• _To do_
All the records that follow need to be reproduced exactly. Omit the images.
☆ ☆ ☆ ☆ ☆ ☆ ☆
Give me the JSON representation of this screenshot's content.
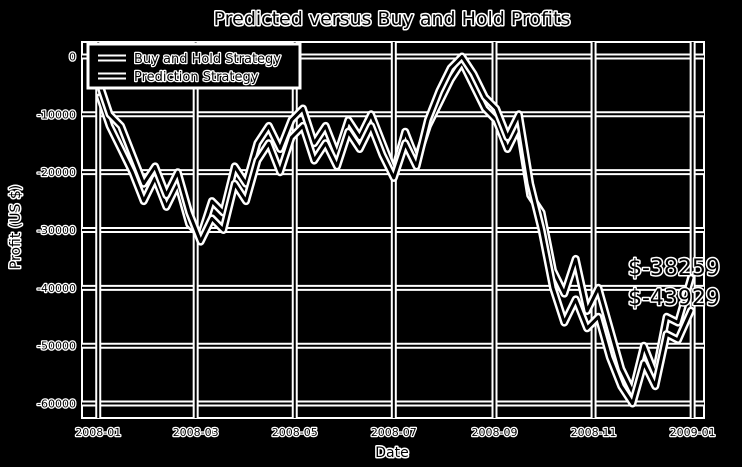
{
  "chart_data": {
    "type": "line",
    "title": "Predicted versus Buy and Hold Profits",
    "xlabel": "Date",
    "ylabel": "Profit (US $)",
    "xlim": [
      "2007-12-22",
      "2009-01-08"
    ],
    "ylim": [
      -62500,
      2500
    ],
    "x_ticks": [
      "2008-01-01",
      "2008-03-01",
      "2008-05-01",
      "2008-07-01",
      "2008-09-01",
      "2008-11-01",
      "2009-01-01"
    ],
    "x_tick_labels": [
      "2008-01",
      "2008-03",
      "2008-05",
      "2008-07",
      "2008-09",
      "2008-11",
      "2009-01"
    ],
    "y_ticks": [
      0,
      -10000,
      -20000,
      -30000,
      -40000,
      -50000,
      -60000
    ],
    "y_tick_labels": [
      "0",
      "-10000",
      "-20000",
      "-30000",
      "-40000",
      "-50000",
      "-60000"
    ],
    "grid": true,
    "legend": {
      "placement": "top-left",
      "entries": [
        "Buy and Hold Strategy",
        "Prediction Strategy"
      ]
    },
    "annotations": [
      "$-38259",
      "$-43929"
    ],
    "series": [
      {
        "name": "Buy and Hold Strategy",
        "x": [
          "2008-01-02",
          "2008-01-08",
          "2008-01-15",
          "2008-01-22",
          "2008-01-29",
          "2008-02-05",
          "2008-02-12",
          "2008-02-19",
          "2008-02-26",
          "2008-03-04",
          "2008-03-11",
          "2008-03-18",
          "2008-03-25",
          "2008-04-01",
          "2008-04-08",
          "2008-04-15",
          "2008-04-22",
          "2008-04-29",
          "2008-05-06",
          "2008-05-13",
          "2008-05-20",
          "2008-05-27",
          "2008-06-03",
          "2008-06-10",
          "2008-06-17",
          "2008-06-24",
          "2008-07-01",
          "2008-07-08",
          "2008-07-15",
          "2008-07-22",
          "2008-07-29",
          "2008-08-05",
          "2008-08-12",
          "2008-08-19",
          "2008-08-26",
          "2008-09-02",
          "2008-09-09",
          "2008-09-16",
          "2008-09-23",
          "2008-09-30",
          "2008-10-07",
          "2008-10-14",
          "2008-10-21",
          "2008-10-28",
          "2008-11-04",
          "2008-11-11",
          "2008-11-18",
          "2008-11-25",
          "2008-12-02",
          "2008-12-09",
          "2008-12-16",
          "2008-12-23",
          "2008-12-31"
        ],
        "values": [
          -7000,
          -12000,
          -16000,
          -20000,
          -25000,
          -21000,
          -26000,
          -22000,
          -29000,
          -31000,
          -25000,
          -27000,
          -19000,
          -22000,
          -15000,
          -12000,
          -16000,
          -11000,
          -9000,
          -15000,
          -12000,
          -17000,
          -11000,
          -14000,
          -10000,
          -15000,
          -20000,
          -13000,
          -18000,
          -12000,
          -8000,
          -4000,
          -1000,
          -5000,
          -9000,
          -11000,
          -16000,
          -12000,
          -24000,
          -27000,
          -37000,
          -41000,
          -35000,
          -44000,
          -40000,
          -47000,
          -54000,
          -58000,
          -50000,
          -55000,
          -45000,
          -46000,
          -38259
        ]
      },
      {
        "name": "Prediction Strategy",
        "x": [
          "2008-01-02",
          "2008-01-08",
          "2008-01-15",
          "2008-01-22",
          "2008-01-29",
          "2008-02-05",
          "2008-02-12",
          "2008-02-19",
          "2008-02-26",
          "2008-03-04",
          "2008-03-11",
          "2008-03-18",
          "2008-03-25",
          "2008-04-01",
          "2008-04-08",
          "2008-04-15",
          "2008-04-22",
          "2008-04-29",
          "2008-05-06",
          "2008-05-13",
          "2008-05-20",
          "2008-05-27",
          "2008-06-03",
          "2008-06-10",
          "2008-06-17",
          "2008-06-24",
          "2008-07-01",
          "2008-07-08",
          "2008-07-15",
          "2008-07-22",
          "2008-07-29",
          "2008-08-05",
          "2008-08-12",
          "2008-08-19",
          "2008-08-26",
          "2008-09-02",
          "2008-09-09",
          "2008-09-16",
          "2008-09-23",
          "2008-09-30",
          "2008-10-07",
          "2008-10-14",
          "2008-10-21",
          "2008-10-28",
          "2008-11-04",
          "2008-11-11",
          "2008-11-18",
          "2008-11-25",
          "2008-12-02",
          "2008-12-09",
          "2008-12-16",
          "2008-12-23",
          "2008-12-31"
        ],
        "values": [
          -5000,
          -10000,
          -12000,
          -17000,
          -22000,
          -19000,
          -24000,
          -20000,
          -27000,
          -32000,
          -28000,
          -30000,
          -22000,
          -25000,
          -18000,
          -15000,
          -20000,
          -14000,
          -12000,
          -18000,
          -15000,
          -19000,
          -13000,
          -16000,
          -12000,
          -17000,
          -21000,
          -15000,
          -19000,
          -11000,
          -6000,
          -2000,
          0,
          -3000,
          -7000,
          -9000,
          -14000,
          -10000,
          -22000,
          -30000,
          -40000,
          -46000,
          -42000,
          -47000,
          -45000,
          -52000,
          -57000,
          -60000,
          -53000,
          -57000,
          -48000,
          -49000,
          -43929
        ]
      }
    ]
  }
}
☆ ☆ ☆ ☆ ☆ ☆ ☆
• _Output for this task_
Give me the JSON representation of this screenshot's content.
{
  "chart_data": {
    "type": "line",
    "title": "Predicted versus Buy and Hold Profits",
    "xlabel": "Date",
    "ylabel": "Profit (US $)",
    "xlim": [
      "2007-12-22",
      "2009-01-08"
    ],
    "ylim": [
      -62500,
      2500
    ],
    "x_ticks": [
      "2008-01-01",
      "2008-03-01",
      "2008-05-01",
      "2008-07-01",
      "2008-09-01",
      "2008-11-01",
      "2009-01-01"
    ],
    "x_tick_labels": [
      "2008-01",
      "2008-03",
      "2008-05",
      "2008-07",
      "2008-09",
      "2008-11",
      "2009-01"
    ],
    "y_ticks": [
      0,
      -10000,
      -20000,
      -30000,
      -40000,
      -50000,
      -60000
    ],
    "y_tick_labels": [
      "0",
      "-10000",
      "-20000",
      "-30000",
      "-40000",
      "-50000",
      "-60000"
    ],
    "grid": true,
    "legend": {
      "placement": "top-left",
      "entries": [
        "Buy and Hold Strategy",
        "Prediction Strategy"
      ]
    },
    "annotations": [
      "$-38259",
      "$-43929"
    ],
    "series": [
      {
        "name": "Buy and Hold Strategy",
        "x": [
          "2008-01-02",
          "2008-01-08",
          "2008-01-15",
          "2008-01-22",
          "2008-01-29",
          "2008-02-05",
          "2008-02-12",
          "2008-02-19",
          "2008-02-26",
          "2008-03-04",
          "2008-03-11",
          "2008-03-18",
          "2008-03-25",
          "2008-04-01",
          "2008-04-08",
          "2008-04-15",
          "2008-04-22",
          "2008-04-29",
          "2008-05-06",
          "2008-05-13",
          "2008-05-20",
          "2008-05-27",
          "2008-06-03",
          "2008-06-10",
          "2008-06-17",
          "2008-06-24",
          "2008-07-01",
          "2008-07-08",
          "2008-07-15",
          "2008-07-22",
          "2008-07-29",
          "2008-08-05",
          "2008-08-12",
          "2008-08-19",
          "2008-08-26",
          "2008-09-02",
          "2008-09-09",
          "2008-09-16",
          "2008-09-23",
          "2008-09-30",
          "2008-10-07",
          "2008-10-14",
          "2008-10-21",
          "2008-10-28",
          "2008-11-04",
          "2008-11-11",
          "2008-11-18",
          "2008-11-25",
          "2008-12-02",
          "2008-12-09",
          "2008-12-16",
          "2008-12-23",
          "2008-12-31"
        ],
        "values": [
          -7000,
          -12000,
          -16000,
          -20000,
          -25000,
          -21000,
          -26000,
          -22000,
          -29000,
          -31000,
          -25000,
          -27000,
          -19000,
          -22000,
          -15000,
          -12000,
          -16000,
          -11000,
          -9000,
          -15000,
          -12000,
          -17000,
          -11000,
          -14000,
          -10000,
          -15000,
          -20000,
          -13000,
          -18000,
          -12000,
          -8000,
          -4000,
          -1000,
          -5000,
          -9000,
          -11000,
          -16000,
          -12000,
          -24000,
          -27000,
          -37000,
          -41000,
          -35000,
          -44000,
          -40000,
          -47000,
          -54000,
          -58000,
          -50000,
          -55000,
          -45000,
          -46000,
          -38259
        ]
      },
      {
        "name": "Prediction Strategy",
        "x": [
          "2008-01-02",
          "2008-01-08",
          "2008-01-15",
          "2008-01-22",
          "2008-01-29",
          "2008-02-05",
          "2008-02-12",
          "2008-02-19",
          "2008-02-26",
          "2008-03-04",
          "2008-03-11",
          "2008-03-18",
          "2008-03-25",
          "2008-04-01",
          "2008-04-08",
          "2008-04-15",
          "2008-04-22",
          "2008-04-29",
          "2008-05-06",
          "2008-05-13",
          "2008-05-20",
          "2008-05-27",
          "2008-06-03",
          "2008-06-10",
          "2008-06-17",
          "2008-06-24",
          "2008-07-01",
          "2008-07-08",
          "2008-07-15",
          "2008-07-22",
          "2008-07-29",
          "2008-08-05",
          "2008-08-12",
          "2008-08-19",
          "2008-08-26",
          "2008-09-02",
          "2008-09-09",
          "2008-09-16",
          "2008-09-23",
          "2008-09-30",
          "2008-10-07",
          "2008-10-14",
          "2008-10-21",
          "2008-10-28",
          "2008-11-04",
          "2008-11-11",
          "2008-11-18",
          "2008-11-25",
          "2008-12-02",
          "2008-12-09",
          "2008-12-16",
          "2008-12-23",
          "2008-12-31"
        ],
        "values": [
          -5000,
          -10000,
          -12000,
          -17000,
          -22000,
          -19000,
          -24000,
          -20000,
          -27000,
          -32000,
          -28000,
          -30000,
          -22000,
          -25000,
          -18000,
          -15000,
          -20000,
          -14000,
          -12000,
          -18000,
          -15000,
          -19000,
          -13000,
          -16000,
          -12000,
          -17000,
          -21000,
          -15000,
          -19000,
          -11000,
          -6000,
          -2000,
          0,
          -3000,
          -7000,
          -9000,
          -14000,
          -10000,
          -22000,
          -30000,
          -40000,
          -46000,
          -42000,
          -47000,
          -45000,
          -52000,
          -57000,
          -60000,
          -53000,
          -57000,
          -48000,
          -49000,
          -43929
        ]
      }
    ]
  }
}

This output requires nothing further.